◆ **Problem**: Reproduce the records below in full and word for word, excluding pictures.

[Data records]
►
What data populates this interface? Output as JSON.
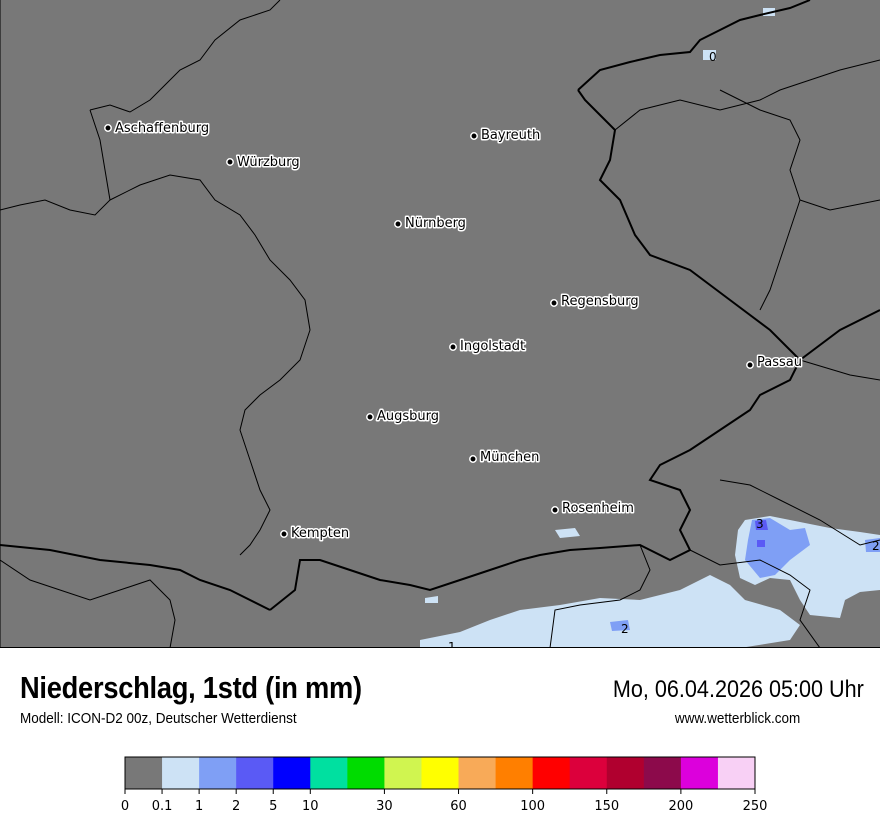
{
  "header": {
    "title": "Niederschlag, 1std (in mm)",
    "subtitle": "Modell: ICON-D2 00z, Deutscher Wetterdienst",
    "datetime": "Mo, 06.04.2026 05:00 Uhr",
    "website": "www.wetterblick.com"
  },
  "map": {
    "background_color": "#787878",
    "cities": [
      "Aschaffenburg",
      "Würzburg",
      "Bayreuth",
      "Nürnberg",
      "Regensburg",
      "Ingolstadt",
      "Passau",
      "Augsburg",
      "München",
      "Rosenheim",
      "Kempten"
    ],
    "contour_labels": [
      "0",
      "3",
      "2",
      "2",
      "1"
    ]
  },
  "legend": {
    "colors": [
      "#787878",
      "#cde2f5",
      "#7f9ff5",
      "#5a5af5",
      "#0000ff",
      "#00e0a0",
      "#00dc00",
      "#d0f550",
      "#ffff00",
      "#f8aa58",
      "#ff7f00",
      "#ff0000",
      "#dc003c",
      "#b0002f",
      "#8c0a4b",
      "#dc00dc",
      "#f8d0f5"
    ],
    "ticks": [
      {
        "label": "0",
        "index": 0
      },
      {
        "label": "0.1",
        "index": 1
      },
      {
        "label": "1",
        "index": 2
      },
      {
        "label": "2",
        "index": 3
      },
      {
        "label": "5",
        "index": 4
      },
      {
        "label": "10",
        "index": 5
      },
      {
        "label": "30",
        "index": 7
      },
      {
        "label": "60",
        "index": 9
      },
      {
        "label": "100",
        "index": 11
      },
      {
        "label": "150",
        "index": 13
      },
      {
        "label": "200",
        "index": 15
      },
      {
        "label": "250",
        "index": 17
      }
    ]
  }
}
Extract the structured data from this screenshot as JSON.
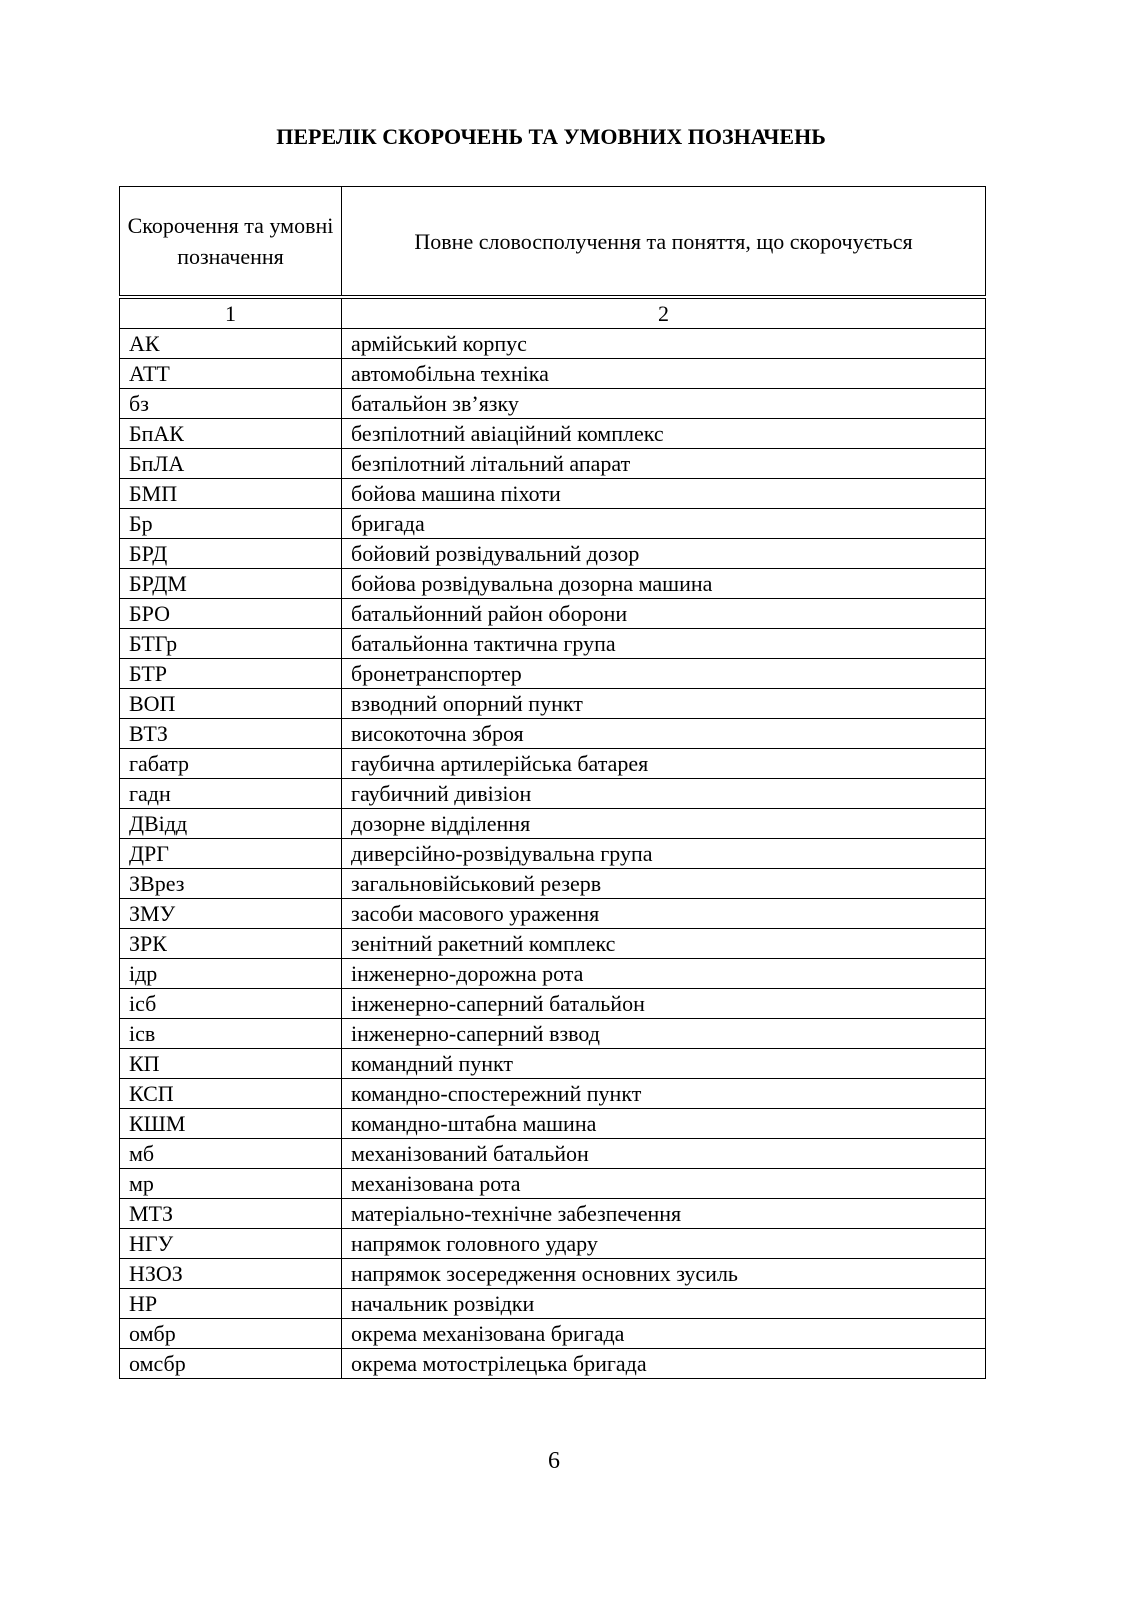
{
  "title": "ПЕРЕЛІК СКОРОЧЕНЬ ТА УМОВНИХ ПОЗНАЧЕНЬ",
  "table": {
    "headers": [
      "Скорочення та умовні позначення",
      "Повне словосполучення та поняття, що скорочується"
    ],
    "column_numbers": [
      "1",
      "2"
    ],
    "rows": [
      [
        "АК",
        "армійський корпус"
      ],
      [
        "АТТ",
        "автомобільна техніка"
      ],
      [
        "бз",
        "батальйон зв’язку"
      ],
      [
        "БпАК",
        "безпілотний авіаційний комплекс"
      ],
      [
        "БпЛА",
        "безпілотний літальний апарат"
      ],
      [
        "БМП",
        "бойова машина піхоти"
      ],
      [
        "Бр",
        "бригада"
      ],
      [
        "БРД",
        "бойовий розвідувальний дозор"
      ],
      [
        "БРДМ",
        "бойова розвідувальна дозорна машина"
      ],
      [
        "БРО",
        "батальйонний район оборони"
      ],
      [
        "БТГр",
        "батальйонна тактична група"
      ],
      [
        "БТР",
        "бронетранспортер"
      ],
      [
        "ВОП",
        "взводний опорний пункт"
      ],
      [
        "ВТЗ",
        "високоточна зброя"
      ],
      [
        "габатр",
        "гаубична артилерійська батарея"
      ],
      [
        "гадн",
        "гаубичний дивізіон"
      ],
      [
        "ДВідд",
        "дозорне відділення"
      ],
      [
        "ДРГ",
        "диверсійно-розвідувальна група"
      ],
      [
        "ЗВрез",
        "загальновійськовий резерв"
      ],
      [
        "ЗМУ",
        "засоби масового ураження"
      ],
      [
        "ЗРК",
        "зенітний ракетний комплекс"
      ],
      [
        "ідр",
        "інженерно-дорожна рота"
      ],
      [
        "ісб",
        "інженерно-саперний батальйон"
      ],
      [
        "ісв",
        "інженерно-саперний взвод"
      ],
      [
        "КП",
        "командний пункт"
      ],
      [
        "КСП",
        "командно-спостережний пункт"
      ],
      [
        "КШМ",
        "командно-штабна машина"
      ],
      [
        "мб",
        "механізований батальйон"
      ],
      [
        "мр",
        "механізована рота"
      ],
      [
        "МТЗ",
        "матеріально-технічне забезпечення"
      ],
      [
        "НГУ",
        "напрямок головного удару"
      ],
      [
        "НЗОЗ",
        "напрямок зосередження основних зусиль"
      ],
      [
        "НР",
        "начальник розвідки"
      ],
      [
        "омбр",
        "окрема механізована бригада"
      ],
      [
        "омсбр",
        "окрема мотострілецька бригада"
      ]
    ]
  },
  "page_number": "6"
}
◄
◆ **Response to the exercise**:
What data populates this interface? Output as JSON.
{
  "header": {
    "title": "Niederschlag, 1std (in mm)",
    "subtitle": "Modell: ICON-D2 00z, Deutscher Wetterdienst",
    "datetime": "Mo, 06.04.2026 05:00 Uhr",
    "website": "www.wetterblick.com"
  },
  "map": {
    "background_color": "#787878",
    "cities": [
      "Aschaffenburg",
      "Würzburg",
      "Bayreuth",
      "Nürnberg",
      "Regensburg",
      "Ingolstadt",
      "Passau",
      "Augsburg",
      "München",
      "Rosenheim",
      "Kempten"
    ],
    "contour_labels": [
      "0",
      "3",
      "2",
      "2",
      "1"
    ]
  },
  "legend": {
    "colors": [
      "#787878",
      "#cde2f5",
      "#7f9ff5",
      "#5a5af5",
      "#0000ff",
      "#00e0a0",
      "#00dc00",
      "#d0f550",
      "#ffff00",
      "#f8aa58",
      "#ff7f00",
      "#ff0000",
      "#dc003c",
      "#b0002f",
      "#8c0a4b",
      "#dc00dc",
      "#f8d0f5"
    ],
    "ticks": [
      {
        "label": "0",
        "index": 0
      },
      {
        "label": "0.1",
        "index": 1
      },
      {
        "label": "1",
        "index": 2
      },
      {
        "label": "2",
        "index": 3
      },
      {
        "label": "5",
        "index": 4
      },
      {
        "label": "10",
        "index": 5
      },
      {
        "label": "30",
        "index": 7
      },
      {
        "label": "60",
        "index": 9
      },
      {
        "label": "100",
        "index": 11
      },
      {
        "label": "150",
        "index": 13
      },
      {
        "label": "200",
        "index": 15
      },
      {
        "label": "250",
        "index": 17
      }
    ]
  }
}
Extract the structured data from this screenshot as JSON.
{
  "title": "ПЕРЕЛІК СКОРОЧЕНЬ ТА УМОВНИХ ПОЗНАЧЕНЬ",
  "table": {
    "headers": [
      "Скорочення та умовні позначення",
      "Повне словосполучення та поняття, що скорочується"
    ],
    "column_numbers": [
      "1",
      "2"
    ],
    "rows": [
      [
        "АК",
        "армійський корпус"
      ],
      [
        "АТТ",
        "автомобільна техніка"
      ],
      [
        "бз",
        "батальйон зв’язку"
      ],
      [
        "БпАК",
        "безпілотний авіаційний комплекс"
      ],
      [
        "БпЛА",
        "безпілотний літальний апарат"
      ],
      [
        "БМП",
        "бойова машина піхоти"
      ],
      [
        "Бр",
        "бригада"
      ],
      [
        "БРД",
        "бойовий розвідувальний дозор"
      ],
      [
        "БРДМ",
        "бойова розвідувальна дозорна машина"
      ],
      [
        "БРО",
        "батальйонний район оборони"
      ],
      [
        "БТГр",
        "батальйонна тактична група"
      ],
      [
        "БТР",
        "бронетранспортер"
      ],
      [
        "ВОП",
        "взводний опорний пункт"
      ],
      [
        "ВТЗ",
        "високоточна зброя"
      ],
      [
        "габатр",
        "гаубична артилерійська батарея"
      ],
      [
        "гадн",
        "гаубичний дивізіон"
      ],
      [
        "ДВідд",
        "дозорне відділення"
      ],
      [
        "ДРГ",
        "диверсійно-розвідувальна група"
      ],
      [
        "ЗВрез",
        "загальновійськовий резерв"
      ],
      [
        "ЗМУ",
        "засоби масового ураження"
      ],
      [
        "ЗРК",
        "зенітний ракетний комплекс"
      ],
      [
        "ідр",
        "інженерно-дорожна рота"
      ],
      [
        "ісб",
        "інженерно-саперний батальйон"
      ],
      [
        "ісв",
        "інженерно-саперний взвод"
      ],
      [
        "КП",
        "командний пункт"
      ],
      [
        "КСП",
        "командно-спостережний пункт"
      ],
      [
        "КШМ",
        "командно-штабна машина"
      ],
      [
        "мб",
        "механізований батальйон"
      ],
      [
        "мр",
        "механізована рота"
      ],
      [
        "МТЗ",
        "матеріально-технічне забезпечення"
      ],
      [
        "НГУ",
        "напрямок головного удару"
      ],
      [
        "НЗОЗ",
        "напрямок зосередження основних зусиль"
      ],
      [
        "НР",
        "начальник розвідки"
      ],
      [
        "омбр",
        "окрема механізована бригада"
      ],
      [
        "омсбр",
        "окрема мотострілецька бригада"
      ]
    ]
  },
  "page_number": "6"
}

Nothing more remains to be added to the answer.